◆ **Work to complete**:
Copy out the lines that have "times" in them.

(Saved data entries)
*-*-*
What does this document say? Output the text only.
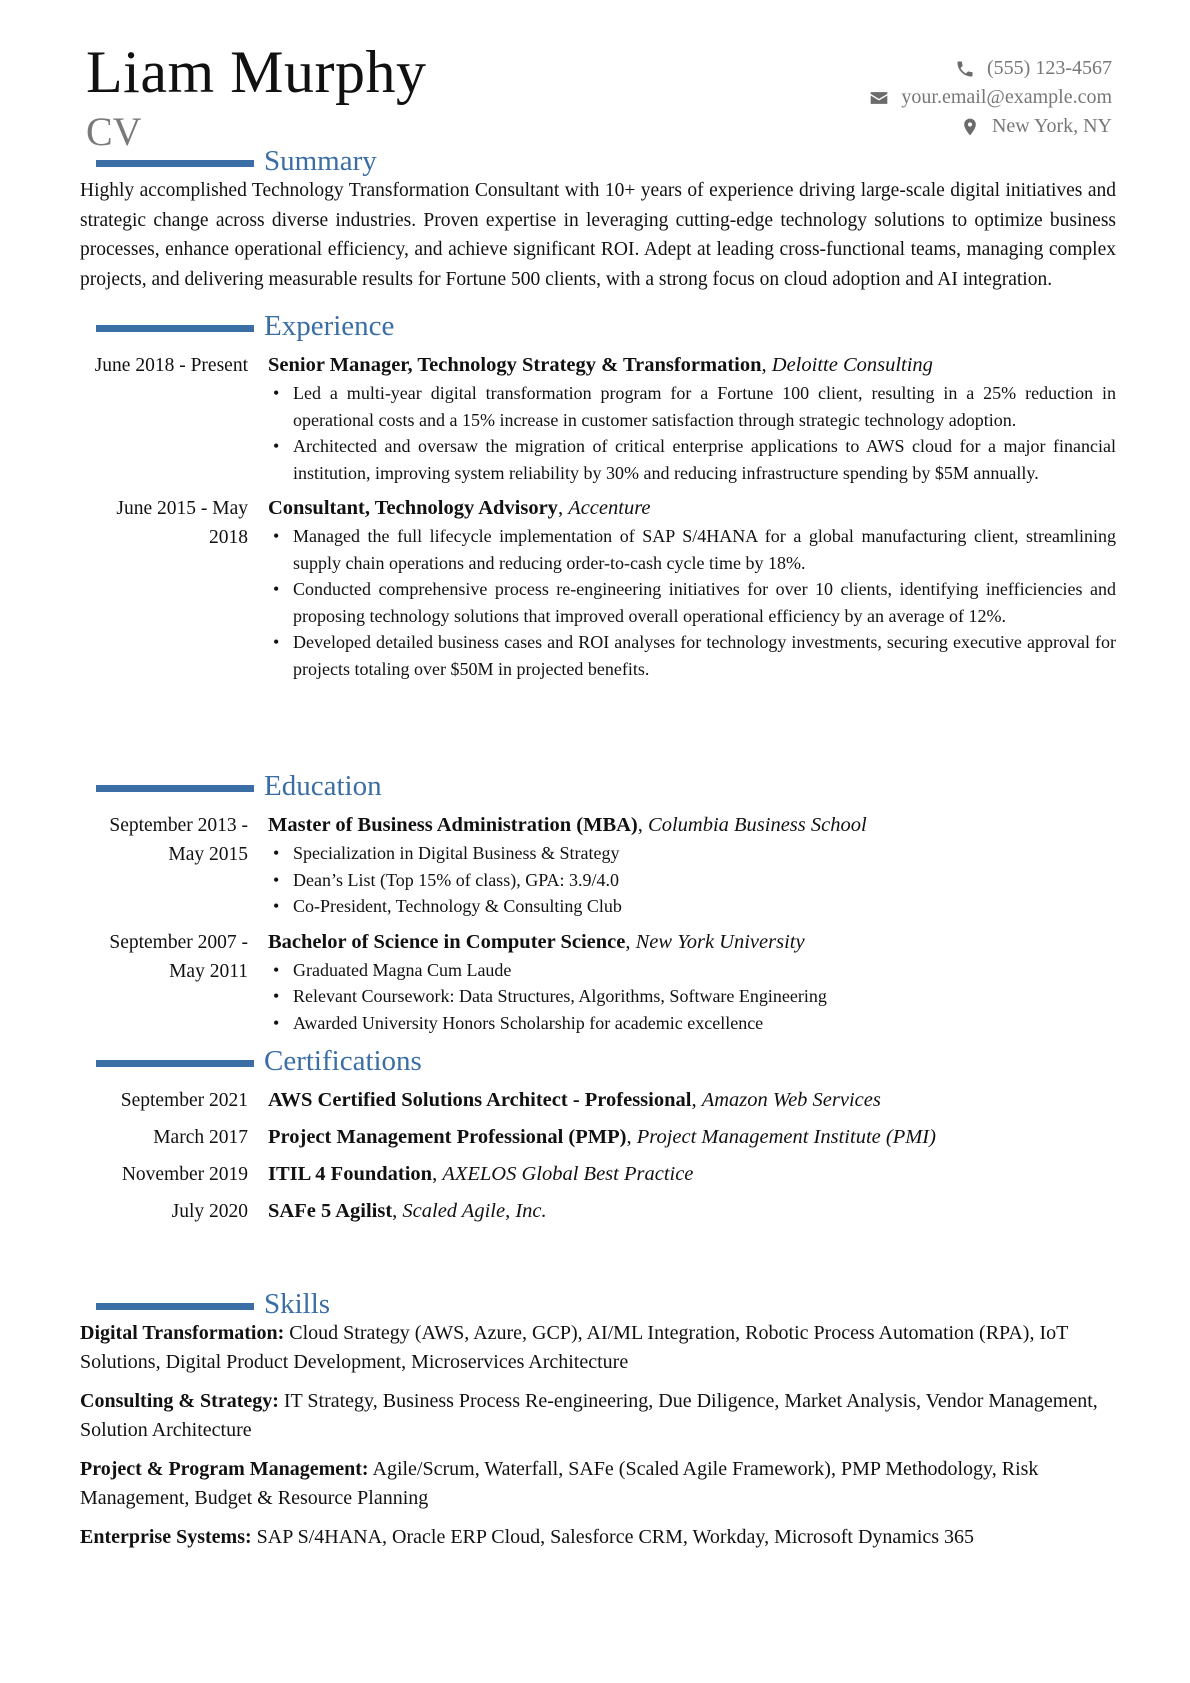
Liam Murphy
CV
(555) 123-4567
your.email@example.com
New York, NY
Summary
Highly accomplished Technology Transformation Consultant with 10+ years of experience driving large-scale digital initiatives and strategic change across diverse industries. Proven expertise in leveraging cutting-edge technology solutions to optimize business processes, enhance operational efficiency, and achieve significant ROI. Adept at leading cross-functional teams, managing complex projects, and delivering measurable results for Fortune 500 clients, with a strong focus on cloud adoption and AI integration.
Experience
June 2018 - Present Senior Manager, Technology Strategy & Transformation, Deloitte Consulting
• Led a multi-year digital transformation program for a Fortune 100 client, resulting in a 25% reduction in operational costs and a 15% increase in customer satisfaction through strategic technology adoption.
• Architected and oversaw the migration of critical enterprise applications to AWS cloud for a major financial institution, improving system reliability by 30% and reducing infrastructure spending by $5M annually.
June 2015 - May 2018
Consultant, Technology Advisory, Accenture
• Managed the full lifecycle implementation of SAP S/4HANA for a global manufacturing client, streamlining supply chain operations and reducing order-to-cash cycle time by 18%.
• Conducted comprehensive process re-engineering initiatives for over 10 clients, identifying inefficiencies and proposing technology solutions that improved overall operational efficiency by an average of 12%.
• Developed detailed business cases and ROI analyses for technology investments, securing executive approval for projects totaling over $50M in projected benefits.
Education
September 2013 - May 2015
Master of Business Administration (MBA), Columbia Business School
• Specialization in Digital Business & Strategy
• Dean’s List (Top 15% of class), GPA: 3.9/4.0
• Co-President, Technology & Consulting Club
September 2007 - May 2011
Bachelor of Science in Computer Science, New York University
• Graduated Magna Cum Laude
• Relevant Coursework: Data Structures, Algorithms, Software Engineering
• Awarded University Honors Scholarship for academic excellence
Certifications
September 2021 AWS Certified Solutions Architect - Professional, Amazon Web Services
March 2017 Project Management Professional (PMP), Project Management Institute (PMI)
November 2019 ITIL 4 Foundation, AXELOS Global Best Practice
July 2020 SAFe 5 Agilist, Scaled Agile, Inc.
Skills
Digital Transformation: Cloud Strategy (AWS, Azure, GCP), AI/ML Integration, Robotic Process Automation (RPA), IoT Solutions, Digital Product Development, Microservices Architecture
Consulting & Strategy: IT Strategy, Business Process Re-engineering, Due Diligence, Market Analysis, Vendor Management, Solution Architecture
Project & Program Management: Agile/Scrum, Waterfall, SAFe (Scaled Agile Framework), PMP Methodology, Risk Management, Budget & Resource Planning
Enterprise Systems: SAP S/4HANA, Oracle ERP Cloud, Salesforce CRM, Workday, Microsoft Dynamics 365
*-*-*
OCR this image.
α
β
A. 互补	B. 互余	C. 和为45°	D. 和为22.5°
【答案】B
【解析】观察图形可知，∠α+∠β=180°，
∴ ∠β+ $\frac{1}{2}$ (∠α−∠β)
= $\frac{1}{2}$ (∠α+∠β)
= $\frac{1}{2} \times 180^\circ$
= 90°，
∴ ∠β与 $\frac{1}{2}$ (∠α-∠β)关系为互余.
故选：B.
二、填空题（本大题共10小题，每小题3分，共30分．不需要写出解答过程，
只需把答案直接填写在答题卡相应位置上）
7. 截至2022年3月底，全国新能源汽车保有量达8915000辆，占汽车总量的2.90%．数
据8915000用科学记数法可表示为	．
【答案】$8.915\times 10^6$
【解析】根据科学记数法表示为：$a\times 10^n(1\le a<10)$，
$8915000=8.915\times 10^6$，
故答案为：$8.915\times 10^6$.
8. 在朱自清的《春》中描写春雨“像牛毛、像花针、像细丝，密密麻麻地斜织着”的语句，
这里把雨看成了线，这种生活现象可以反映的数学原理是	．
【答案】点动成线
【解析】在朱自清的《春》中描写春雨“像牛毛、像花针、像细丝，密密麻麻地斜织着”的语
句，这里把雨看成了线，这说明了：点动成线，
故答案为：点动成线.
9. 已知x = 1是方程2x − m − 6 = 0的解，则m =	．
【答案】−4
*-*-*
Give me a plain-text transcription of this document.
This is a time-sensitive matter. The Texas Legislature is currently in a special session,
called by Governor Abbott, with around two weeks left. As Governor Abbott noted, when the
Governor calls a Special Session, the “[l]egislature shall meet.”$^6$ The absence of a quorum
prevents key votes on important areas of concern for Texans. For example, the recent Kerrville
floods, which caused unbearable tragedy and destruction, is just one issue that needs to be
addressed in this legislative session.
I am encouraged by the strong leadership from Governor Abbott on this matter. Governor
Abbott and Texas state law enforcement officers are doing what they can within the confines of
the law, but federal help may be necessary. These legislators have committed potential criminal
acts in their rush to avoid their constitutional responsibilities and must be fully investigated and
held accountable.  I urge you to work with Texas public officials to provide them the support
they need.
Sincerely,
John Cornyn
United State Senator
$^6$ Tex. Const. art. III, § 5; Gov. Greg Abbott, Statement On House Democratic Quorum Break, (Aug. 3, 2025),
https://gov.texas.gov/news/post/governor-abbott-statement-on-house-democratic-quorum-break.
*-*-*
◆ **Reply**:
= $\frac{1}{2} \times 180^\circ$
【答案】$8.915\times 10^6$
【解析】根据科学记数法表示为：$a\times 10^n(1\le a<10)$，
$8915000=8.915\times 10^6$，
故答案为：$8.915\times 10^6$.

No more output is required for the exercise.